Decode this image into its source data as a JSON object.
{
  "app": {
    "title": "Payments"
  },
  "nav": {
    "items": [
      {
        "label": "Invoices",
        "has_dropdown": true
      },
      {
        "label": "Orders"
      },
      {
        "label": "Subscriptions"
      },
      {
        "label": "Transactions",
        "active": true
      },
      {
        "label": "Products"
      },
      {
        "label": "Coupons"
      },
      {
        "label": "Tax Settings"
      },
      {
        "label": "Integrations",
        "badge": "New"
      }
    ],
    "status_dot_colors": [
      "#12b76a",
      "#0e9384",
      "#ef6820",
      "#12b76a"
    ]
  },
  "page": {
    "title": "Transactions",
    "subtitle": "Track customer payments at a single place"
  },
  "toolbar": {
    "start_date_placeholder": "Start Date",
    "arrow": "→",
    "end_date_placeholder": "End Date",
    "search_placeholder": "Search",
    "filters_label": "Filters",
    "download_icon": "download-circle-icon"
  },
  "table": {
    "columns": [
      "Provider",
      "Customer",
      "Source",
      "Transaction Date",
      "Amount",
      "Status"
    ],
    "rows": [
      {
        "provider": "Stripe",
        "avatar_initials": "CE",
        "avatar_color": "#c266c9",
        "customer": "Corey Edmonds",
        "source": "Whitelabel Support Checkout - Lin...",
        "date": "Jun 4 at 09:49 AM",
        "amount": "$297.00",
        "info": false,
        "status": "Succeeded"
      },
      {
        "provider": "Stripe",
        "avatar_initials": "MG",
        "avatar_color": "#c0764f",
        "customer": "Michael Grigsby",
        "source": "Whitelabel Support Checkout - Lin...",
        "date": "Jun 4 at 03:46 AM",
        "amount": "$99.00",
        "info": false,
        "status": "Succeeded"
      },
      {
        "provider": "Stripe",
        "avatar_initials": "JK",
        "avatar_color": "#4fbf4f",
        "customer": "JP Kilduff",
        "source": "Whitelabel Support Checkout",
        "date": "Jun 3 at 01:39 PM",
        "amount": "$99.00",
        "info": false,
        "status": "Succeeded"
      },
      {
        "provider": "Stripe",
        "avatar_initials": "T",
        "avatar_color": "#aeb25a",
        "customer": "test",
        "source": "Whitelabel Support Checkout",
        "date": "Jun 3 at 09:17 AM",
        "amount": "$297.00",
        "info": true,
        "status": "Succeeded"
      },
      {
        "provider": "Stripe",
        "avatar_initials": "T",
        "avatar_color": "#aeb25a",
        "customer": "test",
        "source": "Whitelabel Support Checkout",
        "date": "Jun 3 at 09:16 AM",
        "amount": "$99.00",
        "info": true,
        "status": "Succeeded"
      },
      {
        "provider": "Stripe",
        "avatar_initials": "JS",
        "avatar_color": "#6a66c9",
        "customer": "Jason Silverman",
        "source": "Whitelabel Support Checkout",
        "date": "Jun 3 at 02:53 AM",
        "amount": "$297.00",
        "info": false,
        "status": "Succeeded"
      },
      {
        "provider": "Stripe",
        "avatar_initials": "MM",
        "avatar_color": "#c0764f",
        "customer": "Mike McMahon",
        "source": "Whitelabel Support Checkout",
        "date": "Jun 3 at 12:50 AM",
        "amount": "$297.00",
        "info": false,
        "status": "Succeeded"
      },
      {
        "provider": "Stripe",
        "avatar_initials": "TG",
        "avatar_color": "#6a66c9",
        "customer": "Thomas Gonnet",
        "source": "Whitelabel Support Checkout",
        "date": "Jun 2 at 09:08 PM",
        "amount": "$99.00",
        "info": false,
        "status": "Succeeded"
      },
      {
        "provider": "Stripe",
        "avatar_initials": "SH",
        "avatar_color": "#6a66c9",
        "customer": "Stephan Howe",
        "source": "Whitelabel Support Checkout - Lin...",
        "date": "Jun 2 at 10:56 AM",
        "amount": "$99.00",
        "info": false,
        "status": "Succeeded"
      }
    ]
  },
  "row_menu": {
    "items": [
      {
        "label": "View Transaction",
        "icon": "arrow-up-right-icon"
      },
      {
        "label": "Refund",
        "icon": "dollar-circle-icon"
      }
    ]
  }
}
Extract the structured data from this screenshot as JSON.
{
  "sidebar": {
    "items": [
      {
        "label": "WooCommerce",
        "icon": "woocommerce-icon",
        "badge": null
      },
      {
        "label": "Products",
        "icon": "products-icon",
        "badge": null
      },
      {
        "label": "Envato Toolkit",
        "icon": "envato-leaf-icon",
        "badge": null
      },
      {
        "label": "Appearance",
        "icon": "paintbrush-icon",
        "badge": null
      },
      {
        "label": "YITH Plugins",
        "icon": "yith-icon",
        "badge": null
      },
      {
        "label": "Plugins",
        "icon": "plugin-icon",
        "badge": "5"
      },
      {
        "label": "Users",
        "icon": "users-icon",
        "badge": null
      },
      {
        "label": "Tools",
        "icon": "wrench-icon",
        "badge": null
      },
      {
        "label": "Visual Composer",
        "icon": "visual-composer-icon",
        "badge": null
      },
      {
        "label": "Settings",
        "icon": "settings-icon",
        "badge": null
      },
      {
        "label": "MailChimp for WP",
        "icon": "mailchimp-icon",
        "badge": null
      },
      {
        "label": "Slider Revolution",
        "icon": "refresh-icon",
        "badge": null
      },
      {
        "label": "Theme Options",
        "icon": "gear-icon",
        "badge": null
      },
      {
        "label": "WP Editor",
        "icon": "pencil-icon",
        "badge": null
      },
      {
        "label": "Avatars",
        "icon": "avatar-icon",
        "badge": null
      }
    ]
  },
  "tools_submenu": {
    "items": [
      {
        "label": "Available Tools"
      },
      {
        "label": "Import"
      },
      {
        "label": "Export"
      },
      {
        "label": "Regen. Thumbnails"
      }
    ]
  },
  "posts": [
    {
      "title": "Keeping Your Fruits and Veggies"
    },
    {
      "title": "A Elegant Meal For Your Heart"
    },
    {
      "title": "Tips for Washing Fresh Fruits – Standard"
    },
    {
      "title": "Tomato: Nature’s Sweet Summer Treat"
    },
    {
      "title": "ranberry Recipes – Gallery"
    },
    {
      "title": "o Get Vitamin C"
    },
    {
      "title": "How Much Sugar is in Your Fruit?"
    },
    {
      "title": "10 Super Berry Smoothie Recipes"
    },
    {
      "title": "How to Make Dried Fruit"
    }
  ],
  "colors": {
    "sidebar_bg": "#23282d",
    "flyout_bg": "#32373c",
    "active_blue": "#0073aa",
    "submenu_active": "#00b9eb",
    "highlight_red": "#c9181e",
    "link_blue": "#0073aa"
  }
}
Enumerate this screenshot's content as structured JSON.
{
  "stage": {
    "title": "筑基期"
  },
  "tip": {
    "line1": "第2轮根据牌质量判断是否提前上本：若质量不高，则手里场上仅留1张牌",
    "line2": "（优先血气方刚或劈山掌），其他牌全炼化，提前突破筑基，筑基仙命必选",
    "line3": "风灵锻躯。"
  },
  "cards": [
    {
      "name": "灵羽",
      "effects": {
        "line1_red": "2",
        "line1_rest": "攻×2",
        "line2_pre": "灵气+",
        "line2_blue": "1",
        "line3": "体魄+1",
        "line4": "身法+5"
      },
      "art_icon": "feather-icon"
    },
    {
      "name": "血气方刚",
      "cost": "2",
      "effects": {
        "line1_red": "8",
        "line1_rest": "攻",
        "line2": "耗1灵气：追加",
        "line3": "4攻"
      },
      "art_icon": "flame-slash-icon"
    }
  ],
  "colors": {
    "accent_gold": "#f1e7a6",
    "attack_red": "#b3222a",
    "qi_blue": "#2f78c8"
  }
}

..............................

### The exercise
Every record above should be copied exactly.

### Solution for this exercise
Decode this image into its source data as a JSON object.
{
  "app": {
    "title": "Payments"
  },
  "nav": {
    "items": [
      {
        "label": "Invoices",
        "has_dropdown": true
      },
      {
        "label": "Orders"
      },
      {
        "label": "Subscriptions"
      },
      {
        "label": "Transactions",
        "active": true
      },
      {
        "label": "Products"
      },
      {
        "label": "Coupons"
      },
      {
        "label": "Tax Settings"
      },
      {
        "label": "Integrations",
        "badge": "New"
      }
    ],
    "status_dot_colors": [
      "#12b76a",
      "#0e9384",
      "#ef6820",
      "#12b76a"
    ]
  },
  "page": {
    "title": "Transactions",
    "subtitle": "Track customer payments at a single place"
  },
  "toolbar": {
    "start_date_placeholder": "Start Date",
    "arrow": "→",
    "end_date_placeholder": "End Date",
    "search_placeholder": "Search",
    "filters_label": "Filters",
    "download_icon": "download-circle-icon"
  },
  "table": {
    "columns": [
      "Provider",
      "Customer",
      "Source",
      "Transaction Date",
      "Amount",
      "Status"
    ],
    "rows": [
      {
        "provider": "Stripe",
        "avatar_initials": "CE",
        "avatar_color": "#c266c9",
        "customer": "Corey Edmonds",
        "source": "Whitelabel Support Checkout - Lin...",
        "date": "Jun 4 at 09:49 AM",
        "amount": "$297.00",
        "info": false,
        "status": "Succeeded"
      },
      {
        "provider": "Stripe",
        "avatar_initials": "MG",
        "avatar_color": "#c0764f",
        "customer": "Michael Grigsby",
        "source": "Whitelabel Support Checkout - Lin...",
        "date": "Jun 4 at 03:46 AM",
        "amount": "$99.00",
        "info": false,
        "status": "Succeeded"
      },
      {
        "provider": "Stripe",
        "avatar_initials": "JK",
        "avatar_color": "#4fbf4f",
        "customer": "JP Kilduff",
        "source": "Whitelabel Support Checkout",
        "date": "Jun 3 at 01:39 PM",
        "amount": "$99.00",
        "info": false,
        "status": "Succeeded"
      },
      {
        "provider": "Stripe",
        "avatar_initials": "T",
        "avatar_color": "#aeb25a",
        "customer": "test",
        "source": "Whitelabel Support Checkout",
        "date": "Jun 3 at 09:17 AM",
        "amount": "$297.00",
        "info": true,
        "status": "Succeeded"
      },
      {
        "provider": "Stripe",
        "avatar_initials": "T",
        "avatar_color": "#aeb25a",
        "customer": "test",
        "source": "Whitelabel Support Checkout",
        "date": "Jun 3 at 09:16 AM",
        "amount": "$99.00",
        "info": true,
        "status": "Succeeded"
      },
      {
        "provider": "Stripe",
        "avatar_initials": "JS",
        "avatar_color": "#6a66c9",
        "customer": "Jason Silverman",
        "source": "Whitelabel Support Checkout",
        "date": "Jun 3 at 02:53 AM",
        "amount": "$297.00",
        "info": false,
        "status": "Succeeded"
      },
      {
        "provider": "Stripe",
        "avatar_initials": "MM",
        "avatar_color": "#c0764f",
        "customer": "Mike McMahon",
        "source": "Whitelabel Support Checkout",
        "date": "Jun 3 at 12:50 AM",
        "amount": "$297.00",
        "info": false,
        "status": "Succeeded"
      },
      {
        "provider": "Stripe",
        "avatar_initials": "TG",
        "avatar_color": "#6a66c9",
        "customer": "Thomas Gonnet",
        "source": "Whitelabel Support Checkout",
        "date": "Jun 2 at 09:08 PM",
        "amount": "$99.00",
        "info": false,
        "status": "Succeeded"
      },
      {
        "provider": "Stripe",
        "avatar_initials": "SH",
        "avatar_color": "#6a66c9",
        "customer": "Stephan Howe",
        "source": "Whitelabel Support Checkout - Lin...",
        "date": "Jun 2 at 10:56 AM",
        "amount": "$99.00",
        "info": false,
        "status": "Succeeded"
      }
    ]
  },
  "row_menu": {
    "items": [
      {
        "label": "View Transaction",
        "icon": "arrow-up-right-icon"
      },
      {
        "label": "Refund",
        "icon": "dollar-circle-icon"
      }
    ]
  }
}
Extract the structured data from this screenshot as JSON.
{
  "sidebar": {
    "items": [
      {
        "label": "WooCommerce",
        "icon": "woocommerce-icon",
        "badge": null
      },
      {
        "label": "Products",
        "icon": "products-icon",
        "badge": null
      },
      {
        "label": "Envato Toolkit",
        "icon": "envato-leaf-icon",
        "badge": null
      },
      {
        "label": "Appearance",
        "icon": "paintbrush-icon",
        "badge": null
      },
      {
        "label": "YITH Plugins",
        "icon": "yith-icon",
        "badge": null
      },
      {
        "label": "Plugins",
        "icon": "plugin-icon",
        "badge": "5"
      },
      {
        "label": "Users",
        "icon": "users-icon",
        "badge": null
      },
      {
        "label": "Tools",
        "icon": "wrench-icon",
        "badge": null
      },
      {
        "label": "Visual Composer",
        "icon": "visual-composer-icon",
        "badge": null
      },
      {
        "label": "Settings",
        "icon": "settings-icon",
        "badge": null
      },
      {
        "label": "MailChimp for WP",
        "icon": "mailchimp-icon",
        "badge": null
      },
      {
        "label": "Slider Revolution",
        "icon": "refresh-icon",
        "badge": null
      },
      {
        "label": "Theme Options",
        "icon": "gear-icon",
        "badge": null
      },
      {
        "label": "WP Editor",
        "icon": "pencil-icon",
        "badge": null
      },
      {
        "label": "Avatars",
        "icon": "avatar-icon",
        "badge": null
      }
    ]
  },
  "tools_submenu": {
    "items": [
      {
        "label": "Available Tools"
      },
      {
        "label": "Import"
      },
      {
        "label": "Export"
      },
      {
        "label": "Regen. Thumbnails"
      }
    ]
  },
  "posts": [
    {
      "title": "Keeping Your Fruits and Veggies"
    },
    {
      "title": "A Elegant Meal For Your Heart"
    },
    {
      "title": "Tips for Washing Fresh Fruits – Standard"
    },
    {
      "title": "Tomato: Nature’s Sweet Summer Treat"
    },
    {
      "title": "ranberry Recipes – Gallery"
    },
    {
      "title": "o Get Vitamin C"
    },
    {
      "title": "How Much Sugar is in Your Fruit?"
    },
    {
      "title": "10 Super Berry Smoothie Recipes"
    },
    {
      "title": "How to Make Dried Fruit"
    }
  ],
  "colors": {
    "sidebar_bg": "#23282d",
    "flyout_bg": "#32373c",
    "active_blue": "#0073aa",
    "submenu_active": "#00b9eb",
    "highlight_red": "#c9181e",
    "link_blue": "#0073aa"
  }
}
Enumerate this screenshot's content as structured JSON.
{
  "stage": {
    "title": "筑基期"
  },
  "tip": {
    "line1": "第2轮根据牌质量判断是否提前上本：若质量不高，则手里场上仅留1张牌",
    "line2": "（优先血气方刚或劈山掌），其他牌全炼化，提前突破筑基，筑基仙命必选",
    "line3": "风灵锻躯。"
  },
  "cards": [
    {
      "name": "灵羽",
      "effects": {
        "line1_red": "2",
        "line1_rest": "攻×2",
        "line2_pre": "灵气+",
        "line2_blue": "1",
        "line3": "体魄+1",
        "line4": "身法+5"
      },
      "art_icon": "feather-icon"
    },
    {
      "name": "血气方刚",
      "cost": "2",
      "effects": {
        "line1_red": "8",
        "line1_rest": "攻",
        "line2": "耗1灵气：追加",
        "line3": "4攻"
      },
      "art_icon": "flame-slash-icon"
    }
  ],
  "colors": {
    "accent_gold": "#f1e7a6",
    "attack_red": "#b3222a",
    "qi_blue": "#2f78c8"
  }
}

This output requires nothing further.